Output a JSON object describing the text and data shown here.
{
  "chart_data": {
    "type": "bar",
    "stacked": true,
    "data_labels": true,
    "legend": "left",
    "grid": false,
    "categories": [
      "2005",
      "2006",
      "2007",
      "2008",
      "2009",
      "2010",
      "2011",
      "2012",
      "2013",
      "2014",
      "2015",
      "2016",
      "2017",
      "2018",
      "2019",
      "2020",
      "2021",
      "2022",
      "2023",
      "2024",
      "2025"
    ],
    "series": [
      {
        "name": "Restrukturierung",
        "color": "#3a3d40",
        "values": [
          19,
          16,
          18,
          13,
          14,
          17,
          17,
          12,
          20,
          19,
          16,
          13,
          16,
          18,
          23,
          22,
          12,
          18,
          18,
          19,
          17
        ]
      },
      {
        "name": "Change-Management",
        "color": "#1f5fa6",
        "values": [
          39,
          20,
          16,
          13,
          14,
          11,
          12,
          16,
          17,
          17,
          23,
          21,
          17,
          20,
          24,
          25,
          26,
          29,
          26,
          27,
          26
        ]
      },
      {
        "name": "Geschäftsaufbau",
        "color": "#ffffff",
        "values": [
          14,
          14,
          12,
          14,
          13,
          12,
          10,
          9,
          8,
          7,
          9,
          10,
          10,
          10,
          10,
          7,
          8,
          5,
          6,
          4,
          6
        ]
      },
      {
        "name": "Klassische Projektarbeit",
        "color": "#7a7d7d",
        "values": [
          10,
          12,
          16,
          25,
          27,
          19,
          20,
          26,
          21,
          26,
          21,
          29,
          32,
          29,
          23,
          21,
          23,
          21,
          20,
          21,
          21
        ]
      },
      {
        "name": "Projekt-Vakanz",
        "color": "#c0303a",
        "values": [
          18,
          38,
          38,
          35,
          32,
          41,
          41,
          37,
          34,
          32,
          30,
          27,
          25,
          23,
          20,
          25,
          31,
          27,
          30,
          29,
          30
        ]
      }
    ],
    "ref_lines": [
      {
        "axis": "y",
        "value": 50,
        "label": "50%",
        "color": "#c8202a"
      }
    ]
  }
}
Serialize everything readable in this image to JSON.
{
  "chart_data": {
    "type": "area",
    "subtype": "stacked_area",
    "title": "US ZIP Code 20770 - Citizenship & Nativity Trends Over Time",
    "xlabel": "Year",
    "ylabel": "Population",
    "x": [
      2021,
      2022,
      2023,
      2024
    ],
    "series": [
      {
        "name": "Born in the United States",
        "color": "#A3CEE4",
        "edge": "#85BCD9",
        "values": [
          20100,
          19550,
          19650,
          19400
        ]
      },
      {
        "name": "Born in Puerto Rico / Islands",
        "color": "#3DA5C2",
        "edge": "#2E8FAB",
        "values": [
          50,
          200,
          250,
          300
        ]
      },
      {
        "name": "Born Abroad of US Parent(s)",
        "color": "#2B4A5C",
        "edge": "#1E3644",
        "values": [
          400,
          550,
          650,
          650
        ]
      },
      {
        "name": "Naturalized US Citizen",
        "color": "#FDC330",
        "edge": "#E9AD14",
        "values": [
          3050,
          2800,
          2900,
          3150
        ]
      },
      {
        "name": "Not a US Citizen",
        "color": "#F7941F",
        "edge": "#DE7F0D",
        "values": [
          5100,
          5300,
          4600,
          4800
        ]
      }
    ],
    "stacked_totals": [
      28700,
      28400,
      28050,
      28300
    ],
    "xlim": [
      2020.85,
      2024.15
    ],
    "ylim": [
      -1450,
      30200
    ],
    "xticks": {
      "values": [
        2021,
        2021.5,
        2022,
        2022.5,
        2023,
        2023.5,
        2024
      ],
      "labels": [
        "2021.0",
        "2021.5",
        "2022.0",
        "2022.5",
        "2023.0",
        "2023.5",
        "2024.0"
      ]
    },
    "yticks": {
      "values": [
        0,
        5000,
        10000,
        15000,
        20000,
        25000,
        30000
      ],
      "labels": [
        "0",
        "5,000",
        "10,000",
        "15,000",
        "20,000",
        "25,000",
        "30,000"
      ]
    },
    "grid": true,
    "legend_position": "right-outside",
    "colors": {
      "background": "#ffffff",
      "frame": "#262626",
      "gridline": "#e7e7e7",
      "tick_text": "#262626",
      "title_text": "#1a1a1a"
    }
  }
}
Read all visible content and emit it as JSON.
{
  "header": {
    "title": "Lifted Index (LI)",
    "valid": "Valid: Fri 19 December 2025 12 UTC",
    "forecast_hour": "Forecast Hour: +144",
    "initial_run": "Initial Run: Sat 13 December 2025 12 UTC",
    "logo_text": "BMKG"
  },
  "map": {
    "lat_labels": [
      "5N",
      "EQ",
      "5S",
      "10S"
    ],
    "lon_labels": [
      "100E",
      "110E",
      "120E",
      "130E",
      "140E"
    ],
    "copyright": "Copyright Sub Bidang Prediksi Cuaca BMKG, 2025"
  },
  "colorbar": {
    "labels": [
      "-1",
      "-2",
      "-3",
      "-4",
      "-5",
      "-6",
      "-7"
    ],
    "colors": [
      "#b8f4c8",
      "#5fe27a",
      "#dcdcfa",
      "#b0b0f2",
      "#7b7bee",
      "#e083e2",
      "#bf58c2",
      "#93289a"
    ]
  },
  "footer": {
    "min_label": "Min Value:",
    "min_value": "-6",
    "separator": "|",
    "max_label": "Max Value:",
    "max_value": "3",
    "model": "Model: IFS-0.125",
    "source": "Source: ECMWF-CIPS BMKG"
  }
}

--*--

### Work required
Copy every line of the listing that includes the string "Born".

### Result
        "name": "Born in the United States",
        "name": "Born in Puerto Rico / Islands",
        "name": "Born Abroad of US Parent(s)",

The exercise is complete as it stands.